Will you extract the entries word for word? Images should not appear in the copy.

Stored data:
________________________
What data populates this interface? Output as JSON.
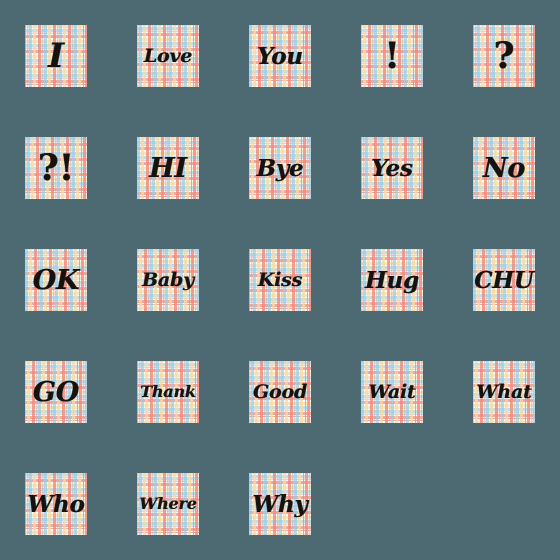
{
  "sheet": {
    "background_color": "#4d6a73",
    "tile_background": "plaid-check-pattern",
    "text_color": "#15120f",
    "columns": 5,
    "rows": 5,
    "tile_count": 23,
    "plaid_colors": {
      "base": "#fdfcfa",
      "salmon": "#f08a7a",
      "light_blue": "#96cde6",
      "cream": "#f6daa8",
      "grey_lavender": "#bab2be"
    }
  },
  "stickers": [
    {
      "id": "sticker-i",
      "label": "I",
      "row": 1,
      "col": 1
    },
    {
      "id": "sticker-love",
      "label": "Love",
      "row": 1,
      "col": 2
    },
    {
      "id": "sticker-you",
      "label": "You",
      "row": 1,
      "col": 3
    },
    {
      "id": "sticker-excl",
      "label": "!",
      "row": 1,
      "col": 4
    },
    {
      "id": "sticker-quest",
      "label": "?",
      "row": 1,
      "col": 5
    },
    {
      "id": "sticker-questexcl",
      "label": "?!",
      "row": 2,
      "col": 1
    },
    {
      "id": "sticker-hi",
      "label": "HI",
      "row": 2,
      "col": 2
    },
    {
      "id": "sticker-bye",
      "label": "Bye",
      "row": 2,
      "col": 3
    },
    {
      "id": "sticker-yes",
      "label": "Yes",
      "row": 2,
      "col": 4
    },
    {
      "id": "sticker-no",
      "label": "No",
      "row": 2,
      "col": 5
    },
    {
      "id": "sticker-ok",
      "label": "OK",
      "row": 3,
      "col": 1
    },
    {
      "id": "sticker-baby",
      "label": "Baby",
      "row": 3,
      "col": 2
    },
    {
      "id": "sticker-kiss",
      "label": "Kiss",
      "row": 3,
      "col": 3
    },
    {
      "id": "sticker-hug",
      "label": "Hug",
      "row": 3,
      "col": 4
    },
    {
      "id": "sticker-chu",
      "label": "CHU",
      "row": 3,
      "col": 5
    },
    {
      "id": "sticker-go",
      "label": "GO",
      "row": 4,
      "col": 1
    },
    {
      "id": "sticker-thank",
      "label": "Thank",
      "row": 4,
      "col": 2
    },
    {
      "id": "sticker-good",
      "label": "Good",
      "row": 4,
      "col": 3
    },
    {
      "id": "sticker-wait",
      "label": "Wait",
      "row": 4,
      "col": 4
    },
    {
      "id": "sticker-what",
      "label": "What",
      "row": 4,
      "col": 5
    },
    {
      "id": "sticker-who",
      "label": "Who",
      "row": 5,
      "col": 1
    },
    {
      "id": "sticker-where",
      "label": "Where",
      "row": 5,
      "col": 2
    },
    {
      "id": "sticker-why",
      "label": "Why",
      "row": 5,
      "col": 3
    }
  ]
}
________________________
EXERCISE OUTPUT:
What data populates this interface? Output as JSON.
{
  "sheet": {
    "background_color": "#4d6a73",
    "tile_background": "plaid-check-pattern",
    "text_color": "#15120f",
    "columns": 5,
    "rows": 5,
    "tile_count": 23,
    "plaid_colors": {
      "base": "#fdfcfa",
      "salmon": "#f08a7a",
      "light_blue": "#96cde6",
      "cream": "#f6daa8",
      "grey_lavender": "#bab2be"
    }
  },
  "stickers": [
    {
      "id": "sticker-i",
      "label": "I",
      "row": 1,
      "col": 1
    },
    {
      "id": "sticker-love",
      "label": "Love",
      "row": 1,
      "col": 2
    },
    {
      "id": "sticker-you",
      "label": "You",
      "row": 1,
      "col": 3
    },
    {
      "id": "sticker-excl",
      "label": "!",
      "row": 1,
      "col": 4
    },
    {
      "id": "sticker-quest",
      "label": "?",
      "row": 1,
      "col": 5
    },
    {
      "id": "sticker-questexcl",
      "label": "?!",
      "row": 2,
      "col": 1
    },
    {
      "id": "sticker-hi",
      "label": "HI",
      "row": 2,
      "col": 2
    },
    {
      "id": "sticker-bye",
      "label": "Bye",
      "row": 2,
      "col": 3
    },
    {
      "id": "sticker-yes",
      "label": "Yes",
      "row": 2,
      "col": 4
    },
    {
      "id": "sticker-no",
      "label": "No",
      "row": 2,
      "col": 5
    },
    {
      "id": "sticker-ok",
      "label": "OK",
      "row": 3,
      "col": 1
    },
    {
      "id": "sticker-baby",
      "label": "Baby",
      "row": 3,
      "col": 2
    },
    {
      "id": "sticker-kiss",
      "label": "Kiss",
      "row": 3,
      "col": 3
    },
    {
      "id": "sticker-hug",
      "label": "Hug",
      "row": 3,
      "col": 4
    },
    {
      "id": "sticker-chu",
      "label": "CHU",
      "row": 3,
      "col": 5
    },
    {
      "id": "sticker-go",
      "label": "GO",
      "row": 4,
      "col": 1
    },
    {
      "id": "sticker-thank",
      "label": "Thank",
      "row": 4,
      "col": 2
    },
    {
      "id": "sticker-good",
      "label": "Good",
      "row": 4,
      "col": 3
    },
    {
      "id": "sticker-wait",
      "label": "Wait",
      "row": 4,
      "col": 4
    },
    {
      "id": "sticker-what",
      "label": "What",
      "row": 4,
      "col": 5
    },
    {
      "id": "sticker-who",
      "label": "Who",
      "row": 5,
      "col": 1
    },
    {
      "id": "sticker-where",
      "label": "Where",
      "row": 5,
      "col": 2
    },
    {
      "id": "sticker-why",
      "label": "Why",
      "row": 5,
      "col": 3
    }
  ]
}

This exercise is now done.